● PROBLEM DESCRIPTION:
The entries below should be quoted exactly, with no pictures carried over.

[Excerpt from a dataset]
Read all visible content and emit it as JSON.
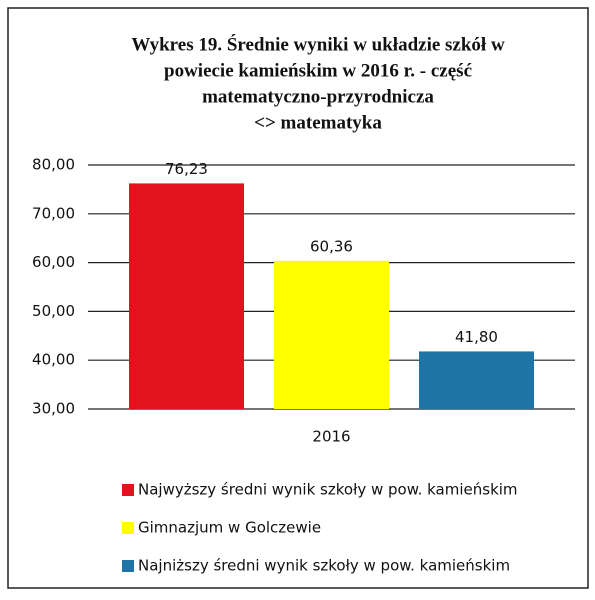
{
  "chart_data": {
    "type": "bar",
    "title": [
      "Wykres  19. Średnie wyniki w  układzie szkół w",
      "powiecie kamieńskim w 2016 r. - część",
      "matematyczno-przyrodnicza",
      "<> matematyka"
    ],
    "categories": [
      "2016"
    ],
    "series": [
      {
        "name": "Najwyższy średni wynik szkoły w pow. kamieńskim",
        "color": "#e3121f",
        "values": [
          76.23
        ],
        "value_labels": [
          "76,23"
        ]
      },
      {
        "name": "Gimnazjum w Golczewie",
        "color": "#ffff00",
        "values": [
          60.36
        ],
        "value_labels": [
          "60,36"
        ]
      },
      {
        "name": "Najniższy średni wynik szkoły w pow. kamieńskim",
        "color": "#1f74a6",
        "values": [
          41.8
        ],
        "value_labels": [
          "41,80"
        ]
      }
    ],
    "ylim": [
      30,
      80
    ],
    "yticks": [
      {
        "value": 30,
        "label": "30,00"
      },
      {
        "value": 40,
        "label": "40,00"
      },
      {
        "value": 50,
        "label": "50,00"
      },
      {
        "value": 60,
        "label": "60,00"
      },
      {
        "value": 70,
        "label": "70,00"
      },
      {
        "value": 80,
        "label": "80,00"
      }
    ],
    "grid": true,
    "legend": "bottom"
  }
}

● RESULT OF THIS TASK:
Read all visible content and emit it as JSON.
{
  "chart_data": {
    "type": "bar",
    "title": [
      "Wykres  19. Średnie wyniki w  układzie szkół w",
      "powiecie kamieńskim w 2016 r. - część",
      "matematyczno-przyrodnicza",
      "<> matematyka"
    ],
    "categories": [
      "2016"
    ],
    "series": [
      {
        "name": "Najwyższy średni wynik szkoły w pow. kamieńskim",
        "color": "#e3121f",
        "values": [
          76.23
        ],
        "value_labels": [
          "76,23"
        ]
      },
      {
        "name": "Gimnazjum w Golczewie",
        "color": "#ffff00",
        "values": [
          60.36
        ],
        "value_labels": [
          "60,36"
        ]
      },
      {
        "name": "Najniższy średni wynik szkoły w pow. kamieńskim",
        "color": "#1f74a6",
        "values": [
          41.8
        ],
        "value_labels": [
          "41,80"
        ]
      }
    ],
    "ylim": [
      30,
      80
    ],
    "yticks": [
      {
        "value": 30,
        "label": "30,00"
      },
      {
        "value": 40,
        "label": "40,00"
      },
      {
        "value": 50,
        "label": "50,00"
      },
      {
        "value": 60,
        "label": "60,00"
      },
      {
        "value": 70,
        "label": "70,00"
      },
      {
        "value": 80,
        "label": "80,00"
      }
    ],
    "grid": true,
    "legend": "bottom"
  }
}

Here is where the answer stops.